▸ The request
Find how many lines contain "presente" and state only that number.

--- Start of Material to process ---

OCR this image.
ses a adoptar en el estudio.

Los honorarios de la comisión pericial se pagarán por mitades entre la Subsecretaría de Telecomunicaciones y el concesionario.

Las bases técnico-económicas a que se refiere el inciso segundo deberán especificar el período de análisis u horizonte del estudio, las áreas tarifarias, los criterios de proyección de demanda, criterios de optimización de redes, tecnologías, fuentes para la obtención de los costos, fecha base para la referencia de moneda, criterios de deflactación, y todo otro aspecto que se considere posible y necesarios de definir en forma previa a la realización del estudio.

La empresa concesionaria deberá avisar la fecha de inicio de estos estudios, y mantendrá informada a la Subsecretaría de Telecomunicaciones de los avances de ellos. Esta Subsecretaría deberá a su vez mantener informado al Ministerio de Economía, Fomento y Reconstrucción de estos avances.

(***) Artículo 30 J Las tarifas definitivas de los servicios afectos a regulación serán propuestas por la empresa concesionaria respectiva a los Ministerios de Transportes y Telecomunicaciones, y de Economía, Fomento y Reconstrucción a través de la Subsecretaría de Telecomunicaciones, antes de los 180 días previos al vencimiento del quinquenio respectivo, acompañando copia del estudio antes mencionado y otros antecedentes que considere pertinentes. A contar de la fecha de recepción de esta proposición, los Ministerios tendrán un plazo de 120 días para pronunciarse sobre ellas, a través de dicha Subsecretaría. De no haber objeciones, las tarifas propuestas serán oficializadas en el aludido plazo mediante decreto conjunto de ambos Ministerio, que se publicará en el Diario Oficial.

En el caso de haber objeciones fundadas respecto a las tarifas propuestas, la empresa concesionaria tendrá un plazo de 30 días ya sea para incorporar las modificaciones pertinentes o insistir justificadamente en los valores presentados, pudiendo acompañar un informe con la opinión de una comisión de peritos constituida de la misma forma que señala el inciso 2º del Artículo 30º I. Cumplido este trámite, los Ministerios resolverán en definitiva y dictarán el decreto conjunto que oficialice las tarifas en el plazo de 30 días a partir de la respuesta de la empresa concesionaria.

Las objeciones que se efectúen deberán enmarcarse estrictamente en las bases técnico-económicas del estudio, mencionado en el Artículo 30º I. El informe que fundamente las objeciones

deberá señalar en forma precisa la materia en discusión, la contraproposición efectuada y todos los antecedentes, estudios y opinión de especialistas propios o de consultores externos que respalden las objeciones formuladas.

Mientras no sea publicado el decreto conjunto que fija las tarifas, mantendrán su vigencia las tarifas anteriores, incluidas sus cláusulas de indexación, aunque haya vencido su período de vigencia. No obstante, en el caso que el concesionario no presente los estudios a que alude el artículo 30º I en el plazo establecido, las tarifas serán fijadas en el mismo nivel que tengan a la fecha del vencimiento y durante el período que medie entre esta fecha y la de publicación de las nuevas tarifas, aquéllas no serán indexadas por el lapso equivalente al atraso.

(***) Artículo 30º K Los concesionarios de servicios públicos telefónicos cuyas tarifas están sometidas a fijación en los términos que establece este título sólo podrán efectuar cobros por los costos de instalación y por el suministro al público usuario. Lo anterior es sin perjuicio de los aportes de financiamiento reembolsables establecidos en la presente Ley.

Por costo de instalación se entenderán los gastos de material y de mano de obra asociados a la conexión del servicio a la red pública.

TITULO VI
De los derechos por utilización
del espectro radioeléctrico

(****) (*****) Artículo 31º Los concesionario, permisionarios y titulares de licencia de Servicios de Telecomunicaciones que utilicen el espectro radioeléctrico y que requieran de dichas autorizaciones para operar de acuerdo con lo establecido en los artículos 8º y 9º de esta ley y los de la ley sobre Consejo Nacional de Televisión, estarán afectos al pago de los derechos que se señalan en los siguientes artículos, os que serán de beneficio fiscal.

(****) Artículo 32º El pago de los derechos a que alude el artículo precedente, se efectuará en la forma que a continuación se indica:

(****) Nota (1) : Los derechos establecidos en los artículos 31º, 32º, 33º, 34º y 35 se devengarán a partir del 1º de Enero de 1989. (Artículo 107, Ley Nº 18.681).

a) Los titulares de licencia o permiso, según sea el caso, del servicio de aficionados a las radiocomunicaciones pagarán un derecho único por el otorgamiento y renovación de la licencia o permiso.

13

--- End of Material to process ---

▸ Exercise answer
2